**What is expected:** Transcribe each entry below exactly. Pictures do not go in the copy.

Source data:
- - -
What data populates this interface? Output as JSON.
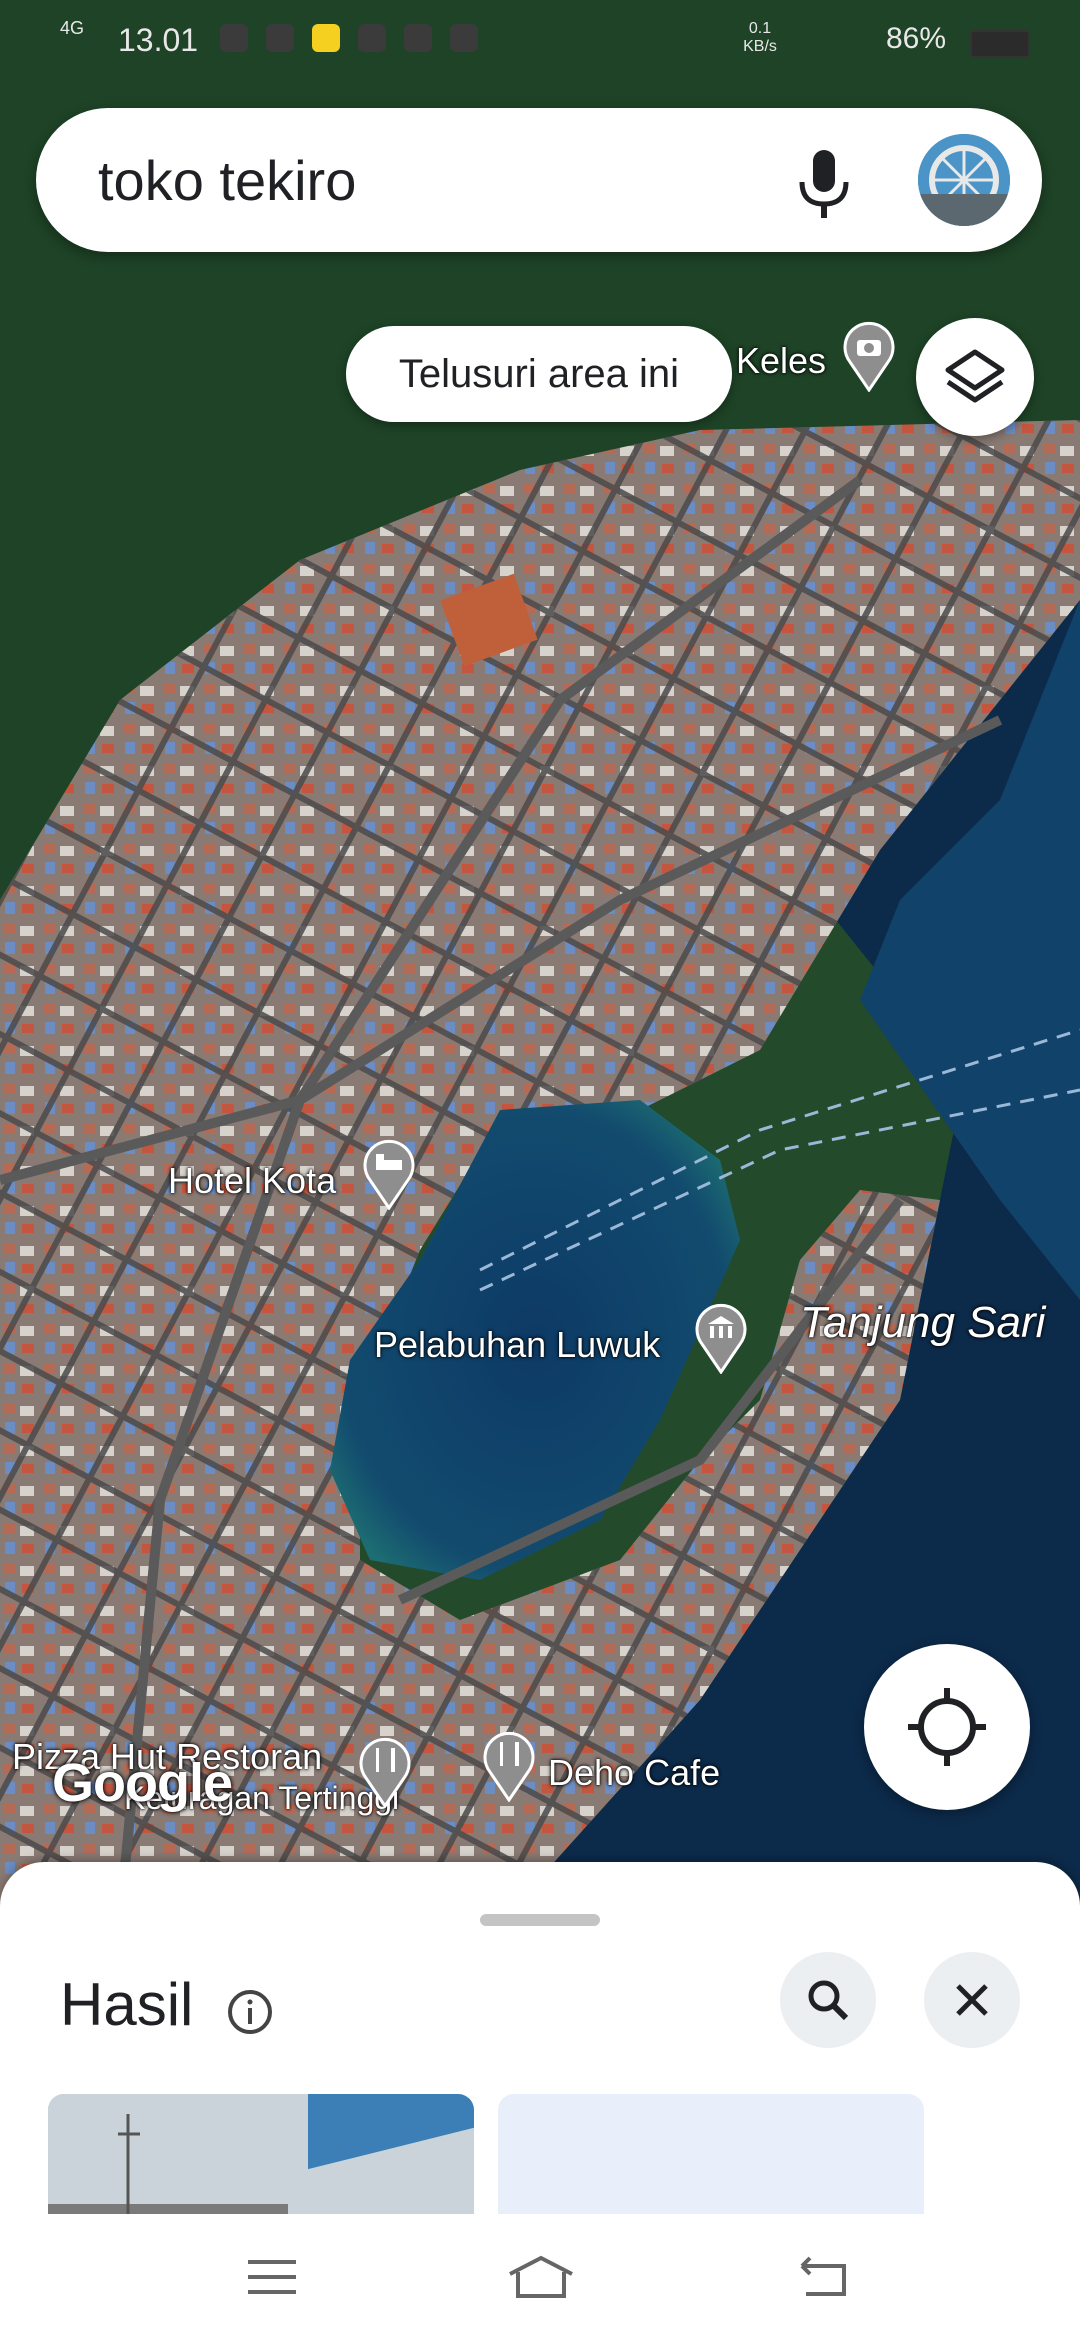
{
  "status_bar": {
    "network": "4G",
    "time": "13.01",
    "speed": "0.1 KB/s",
    "battery_pct": "86%"
  },
  "search": {
    "query": "toko tekiro",
    "mic_icon": "mic-icon",
    "avatar_icon": "account-avatar"
  },
  "map": {
    "search_area_chip": "Telusuri area ini",
    "labels": {
      "keles": "Keles",
      "hotel_kota": "Hotel Kota",
      "pelabuhan_luwuk": "Pelabuhan Luwuk",
      "tanjung_sari": "Tanjung Sari",
      "pizza_hut": "Pizza Hut Restoran",
      "keluragan": "Keluragan Tertinggi",
      "deho_cafe": "Deho Cafe"
    },
    "watermark": "Google",
    "icons": [
      "layers-icon",
      "my-location-icon",
      "camera-pin-icon",
      "hotel-pin-icon",
      "museum-pin-icon",
      "restaurant-pin-icon"
    ]
  },
  "sheet": {
    "title": "Hasil",
    "info_icon": "info-icon",
    "search_icon": "search-icon",
    "close_icon": "close-icon"
  },
  "nav_bar": {
    "icons": [
      "menu-icon",
      "home-icon",
      "back-icon"
    ]
  }
}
- - -
**Output for this task:**
What data populates this interface? Output as JSON.
{
  "status_bar": {
    "network": "4G",
    "time": "13.01",
    "speed": "0.1 KB/s",
    "battery_pct": "86%"
  },
  "search": {
    "query": "toko tekiro",
    "mic_icon": "mic-icon",
    "avatar_icon": "account-avatar"
  },
  "map": {
    "search_area_chip": "Telusuri area ini",
    "labels": {
      "keles": "Keles",
      "hotel_kota": "Hotel Kota",
      "pelabuhan_luwuk": "Pelabuhan Luwuk",
      "tanjung_sari": "Tanjung Sari",
      "pizza_hut": "Pizza Hut Restoran",
      "keluragan": "Keluragan Tertinggi",
      "deho_cafe": "Deho Cafe"
    },
    "watermark": "Google",
    "icons": [
      "layers-icon",
      "my-location-icon",
      "camera-pin-icon",
      "hotel-pin-icon",
      "museum-pin-icon",
      "restaurant-pin-icon"
    ]
  },
  "sheet": {
    "title": "Hasil",
    "info_icon": "info-icon",
    "search_icon": "search-icon",
    "close_icon": "close-icon"
  },
  "nav_bar": {
    "icons": [
      "menu-icon",
      "home-icon",
      "back-icon"
    ]
  }
}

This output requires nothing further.